-- BEGIN Data section --

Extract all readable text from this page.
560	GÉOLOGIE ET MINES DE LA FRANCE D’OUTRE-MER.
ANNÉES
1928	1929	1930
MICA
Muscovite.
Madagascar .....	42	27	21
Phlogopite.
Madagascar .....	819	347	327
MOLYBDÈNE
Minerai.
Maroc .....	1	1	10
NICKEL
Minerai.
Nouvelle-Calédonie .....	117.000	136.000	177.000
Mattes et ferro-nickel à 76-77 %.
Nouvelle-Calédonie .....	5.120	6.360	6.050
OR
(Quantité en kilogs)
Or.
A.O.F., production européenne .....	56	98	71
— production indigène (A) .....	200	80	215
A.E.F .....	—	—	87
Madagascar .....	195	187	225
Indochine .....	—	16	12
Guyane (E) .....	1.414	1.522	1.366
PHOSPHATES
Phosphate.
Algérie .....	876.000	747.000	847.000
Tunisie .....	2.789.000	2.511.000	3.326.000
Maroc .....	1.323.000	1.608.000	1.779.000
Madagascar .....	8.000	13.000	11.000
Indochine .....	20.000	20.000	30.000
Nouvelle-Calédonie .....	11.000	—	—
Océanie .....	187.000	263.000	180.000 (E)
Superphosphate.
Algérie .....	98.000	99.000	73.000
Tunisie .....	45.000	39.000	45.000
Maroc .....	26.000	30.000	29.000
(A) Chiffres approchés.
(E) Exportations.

-- END Data section --

(Exercise) Give the entries once more, exactly as they appear.

(Exercise solution)
Extract all readable text from this page.
560	GÉOLOGIE ET MINES DE LA FRANCE D’OUTRE-MER.
ANNÉES
1928	1929	1930
MICA
Muscovite.
Madagascar .....	42	27	21
Phlogopite.
Madagascar .....	819	347	327
MOLYBDÈNE
Minerai.
Maroc .....	1	1	10
NICKEL
Minerai.
Nouvelle-Calédonie .....	117.000	136.000	177.000
Mattes et ferro-nickel à 76-77 %.
Nouvelle-Calédonie .....	5.120	6.360	6.050
OR
(Quantité en kilogs)
Or.
A.O.F., production européenne .....	56	98	71
— production indigène (A) .....	200	80	215
A.E.F .....	—	—	87
Madagascar .....	195	187	225
Indochine .....	—	16	12
Guyane (E) .....	1.414	1.522	1.366
PHOSPHATES
Phosphate.
Algérie .....	876.000	747.000	847.000
Tunisie .....	2.789.000	2.511.000	3.326.000
Maroc .....	1.323.000	1.608.000	1.779.000
Madagascar .....	8.000	13.000	11.000
Indochine .....	20.000	20.000	30.000
Nouvelle-Calédonie .....	11.000	—	—
Océanie .....	187.000	263.000	180.000 (E)
Superphosphate.
Algérie .....	98.000	99.000	73.000
Tunisie .....	45.000	39.000	45.000
Maroc .....	26.000	30.000	29.000
(A) Chiffres approchés.
(E) Exportations.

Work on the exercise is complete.